◆ **WHAT YOU HAVE TO DO**
Find the string "chevron" in the listing and report every line that has it.

Items from a dataset:
▼
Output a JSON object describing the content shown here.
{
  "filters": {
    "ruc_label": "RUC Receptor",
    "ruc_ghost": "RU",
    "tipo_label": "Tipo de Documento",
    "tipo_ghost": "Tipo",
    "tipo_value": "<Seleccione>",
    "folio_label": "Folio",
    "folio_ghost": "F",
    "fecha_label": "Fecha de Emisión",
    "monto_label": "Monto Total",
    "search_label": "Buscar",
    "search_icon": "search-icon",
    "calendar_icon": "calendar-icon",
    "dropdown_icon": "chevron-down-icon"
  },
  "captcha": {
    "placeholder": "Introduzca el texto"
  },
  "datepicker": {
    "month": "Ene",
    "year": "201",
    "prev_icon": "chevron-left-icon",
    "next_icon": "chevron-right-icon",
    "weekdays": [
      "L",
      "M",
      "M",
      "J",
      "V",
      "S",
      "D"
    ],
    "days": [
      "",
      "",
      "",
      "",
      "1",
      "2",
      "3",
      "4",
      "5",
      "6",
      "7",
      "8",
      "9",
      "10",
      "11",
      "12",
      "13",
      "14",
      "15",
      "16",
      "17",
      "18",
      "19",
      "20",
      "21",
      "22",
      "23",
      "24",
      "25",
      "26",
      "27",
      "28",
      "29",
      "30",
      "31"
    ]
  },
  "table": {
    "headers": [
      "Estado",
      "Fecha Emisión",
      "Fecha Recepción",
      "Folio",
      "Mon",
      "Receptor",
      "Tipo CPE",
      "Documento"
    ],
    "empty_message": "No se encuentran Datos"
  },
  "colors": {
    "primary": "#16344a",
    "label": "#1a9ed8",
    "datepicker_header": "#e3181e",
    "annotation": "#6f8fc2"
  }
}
▲
◆ **RESPONSE TO THIS TASK**
    "dropdown_icon": "chevron-down-icon"
    "prev_icon": "chevron-left-icon",
    "next_icon": "chevron-right-icon",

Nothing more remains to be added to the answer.